▸ Objective
The listing below should be copied in full, word for word.

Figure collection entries
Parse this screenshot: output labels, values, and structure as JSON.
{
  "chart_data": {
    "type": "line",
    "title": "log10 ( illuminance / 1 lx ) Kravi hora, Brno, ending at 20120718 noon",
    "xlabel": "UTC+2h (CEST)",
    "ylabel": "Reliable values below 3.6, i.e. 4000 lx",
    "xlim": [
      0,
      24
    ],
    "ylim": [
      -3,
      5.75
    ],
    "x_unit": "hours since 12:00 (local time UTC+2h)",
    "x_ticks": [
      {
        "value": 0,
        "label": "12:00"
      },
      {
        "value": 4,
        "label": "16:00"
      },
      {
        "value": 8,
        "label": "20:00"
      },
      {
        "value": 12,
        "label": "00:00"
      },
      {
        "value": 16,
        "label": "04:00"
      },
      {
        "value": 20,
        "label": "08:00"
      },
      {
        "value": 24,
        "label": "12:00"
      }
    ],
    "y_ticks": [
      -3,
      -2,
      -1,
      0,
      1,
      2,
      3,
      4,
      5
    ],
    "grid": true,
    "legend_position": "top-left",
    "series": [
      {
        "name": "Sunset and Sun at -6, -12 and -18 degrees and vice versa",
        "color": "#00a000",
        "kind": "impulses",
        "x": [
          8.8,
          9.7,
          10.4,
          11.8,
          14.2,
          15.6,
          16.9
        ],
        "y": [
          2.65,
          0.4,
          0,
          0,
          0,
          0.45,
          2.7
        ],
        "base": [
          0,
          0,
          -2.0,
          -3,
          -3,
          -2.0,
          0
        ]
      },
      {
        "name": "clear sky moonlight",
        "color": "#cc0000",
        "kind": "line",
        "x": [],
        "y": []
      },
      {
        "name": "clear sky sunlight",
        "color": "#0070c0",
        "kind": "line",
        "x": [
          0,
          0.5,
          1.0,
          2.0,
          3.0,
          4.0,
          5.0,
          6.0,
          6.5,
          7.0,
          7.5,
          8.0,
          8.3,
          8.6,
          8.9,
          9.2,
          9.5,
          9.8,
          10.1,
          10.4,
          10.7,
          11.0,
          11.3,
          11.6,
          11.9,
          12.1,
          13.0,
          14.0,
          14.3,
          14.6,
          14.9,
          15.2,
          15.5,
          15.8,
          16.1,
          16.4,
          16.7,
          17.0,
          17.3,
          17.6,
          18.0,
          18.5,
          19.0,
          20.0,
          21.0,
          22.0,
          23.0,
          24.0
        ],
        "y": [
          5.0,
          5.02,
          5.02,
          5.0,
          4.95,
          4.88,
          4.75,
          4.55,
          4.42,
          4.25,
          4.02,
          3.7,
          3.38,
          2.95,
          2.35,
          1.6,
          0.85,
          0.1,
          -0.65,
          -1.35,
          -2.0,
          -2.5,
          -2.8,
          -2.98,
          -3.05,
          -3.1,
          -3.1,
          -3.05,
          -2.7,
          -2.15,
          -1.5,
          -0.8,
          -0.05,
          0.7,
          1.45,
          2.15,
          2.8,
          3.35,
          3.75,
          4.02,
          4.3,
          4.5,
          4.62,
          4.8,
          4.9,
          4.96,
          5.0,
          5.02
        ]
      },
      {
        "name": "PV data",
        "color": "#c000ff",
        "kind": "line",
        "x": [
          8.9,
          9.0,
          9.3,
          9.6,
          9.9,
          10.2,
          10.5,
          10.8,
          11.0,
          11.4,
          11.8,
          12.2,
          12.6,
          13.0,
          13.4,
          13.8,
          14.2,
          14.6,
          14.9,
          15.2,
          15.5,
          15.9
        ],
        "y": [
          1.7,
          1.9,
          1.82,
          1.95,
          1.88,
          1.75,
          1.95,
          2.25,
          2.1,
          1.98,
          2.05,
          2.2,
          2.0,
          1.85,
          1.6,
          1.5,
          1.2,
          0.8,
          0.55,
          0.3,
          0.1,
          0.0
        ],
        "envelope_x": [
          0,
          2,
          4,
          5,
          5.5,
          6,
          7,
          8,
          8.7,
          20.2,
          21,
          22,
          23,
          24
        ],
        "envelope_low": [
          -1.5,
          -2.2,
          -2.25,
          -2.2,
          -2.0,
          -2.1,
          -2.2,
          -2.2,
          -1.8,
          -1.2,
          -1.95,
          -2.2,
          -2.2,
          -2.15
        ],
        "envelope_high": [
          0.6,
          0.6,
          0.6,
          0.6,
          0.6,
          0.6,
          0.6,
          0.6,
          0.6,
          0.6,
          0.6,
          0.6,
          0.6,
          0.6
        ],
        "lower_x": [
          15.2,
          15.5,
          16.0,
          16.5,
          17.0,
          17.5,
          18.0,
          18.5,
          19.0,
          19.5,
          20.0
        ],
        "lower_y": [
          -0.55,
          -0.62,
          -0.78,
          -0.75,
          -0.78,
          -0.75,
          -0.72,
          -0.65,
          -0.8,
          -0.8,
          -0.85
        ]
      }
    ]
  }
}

▸ The result
Parse this screenshot: output labels, values, and structure as JSON.
{
  "chart_data": {
    "type": "line",
    "title": "log10 ( illuminance / 1 lx ) Kravi hora, Brno, ending at 20120718 noon",
    "xlabel": "UTC+2h (CEST)",
    "ylabel": "Reliable values below 3.6, i.e. 4000 lx",
    "xlim": [
      0,
      24
    ],
    "ylim": [
      -3,
      5.75
    ],
    "x_unit": "hours since 12:00 (local time UTC+2h)",
    "x_ticks": [
      {
        "value": 0,
        "label": "12:00"
      },
      {
        "value": 4,
        "label": "16:00"
      },
      {
        "value": 8,
        "label": "20:00"
      },
      {
        "value": 12,
        "label": "00:00"
      },
      {
        "value": 16,
        "label": "04:00"
      },
      {
        "value": 20,
        "label": "08:00"
      },
      {
        "value": 24,
        "label": "12:00"
      }
    ],
    "y_ticks": [
      -3,
      -2,
      -1,
      0,
      1,
      2,
      3,
      4,
      5
    ],
    "grid": true,
    "legend_position": "top-left",
    "series": [
      {
        "name": "Sunset and Sun at -6, -12 and -18 degrees and vice versa",
        "color": "#00a000",
        "kind": "impulses",
        "x": [
          8.8,
          9.7,
          10.4,
          11.8,
          14.2,
          15.6,
          16.9
        ],
        "y": [
          2.65,
          0.4,
          0,
          0,
          0,
          0.45,
          2.7
        ],
        "base": [
          0,
          0,
          -2.0,
          -3,
          -3,
          -2.0,
          0
        ]
      },
      {
        "name": "clear sky moonlight",
        "color": "#cc0000",
        "kind": "line",
        "x": [],
        "y": []
      },
      {
        "name": "clear sky sunlight",
        "color": "#0070c0",
        "kind": "line",
        "x": [
          0,
          0.5,
          1.0,
          2.0,
          3.0,
          4.0,
          5.0,
          6.0,
          6.5,
          7.0,
          7.5,
          8.0,
          8.3,
          8.6,
          8.9,
          9.2,
          9.5,
          9.8,
          10.1,
          10.4,
          10.7,
          11.0,
          11.3,
          11.6,
          11.9,
          12.1,
          13.0,
          14.0,
          14.3,
          14.6,
          14.9,
          15.2,
          15.5,
          15.8,
          16.1,
          16.4,
          16.7,
          17.0,
          17.3,
          17.6,
          18.0,
          18.5,
          19.0,
          20.0,
          21.0,
          22.0,
          23.0,
          24.0
        ],
        "y": [
          5.0,
          5.02,
          5.02,
          5.0,
          4.95,
          4.88,
          4.75,
          4.55,
          4.42,
          4.25,
          4.02,
          3.7,
          3.38,
          2.95,
          2.35,
          1.6,
          0.85,
          0.1,
          -0.65,
          -1.35,
          -2.0,
          -2.5,
          -2.8,
          -2.98,
          -3.05,
          -3.1,
          -3.1,
          -3.05,
          -2.7,
          -2.15,
          -1.5,
          -0.8,
          -0.05,
          0.7,
          1.45,
          2.15,
          2.8,
          3.35,
          3.75,
          4.02,
          4.3,
          4.5,
          4.62,
          4.8,
          4.9,
          4.96,
          5.0,
          5.02
        ]
      },
      {
        "name": "PV data",
        "color": "#c000ff",
        "kind": "line",
        "x": [
          8.9,
          9.0,
          9.3,
          9.6,
          9.9,
          10.2,
          10.5,
          10.8,
          11.0,
          11.4,
          11.8,
          12.2,
          12.6,
          13.0,
          13.4,
          13.8,
          14.2,
          14.6,
          14.9,
          15.2,
          15.5,
          15.9
        ],
        "y": [
          1.7,
          1.9,
          1.82,
          1.95,
          1.88,
          1.75,
          1.95,
          2.25,
          2.1,
          1.98,
          2.05,
          2.2,
          2.0,
          1.85,
          1.6,
          1.5,
          1.2,
          0.8,
          0.55,
          0.3,
          0.1,
          0.0
        ],
        "envelope_x": [
          0,
          2,
          4,
          5,
          5.5,
          6,
          7,
          8,
          8.7,
          20.2,
          21,
          22,
          23,
          24
        ],
        "envelope_low": [
          -1.5,
          -2.2,
          -2.25,
          -2.2,
          -2.0,
          -2.1,
          -2.2,
          -2.2,
          -1.8,
          -1.2,
          -1.95,
          -2.2,
          -2.2,
          -2.15
        ],
        "envelope_high": [
          0.6,
          0.6,
          0.6,
          0.6,
          0.6,
          0.6,
          0.6,
          0.6,
          0.6,
          0.6,
          0.6,
          0.6,
          0.6,
          0.6
        ],
        "lower_x": [
          15.2,
          15.5,
          16.0,
          16.5,
          17.0,
          17.5,
          18.0,
          18.5,
          19.0,
          19.5,
          20.0
        ],
        "lower_y": [
          -0.55,
          -0.62,
          -0.78,
          -0.75,
          -0.78,
          -0.75,
          -0.72,
          -0.65,
          -0.8,
          -0.8,
          -0.85
        ]
      }
    ]
  }
}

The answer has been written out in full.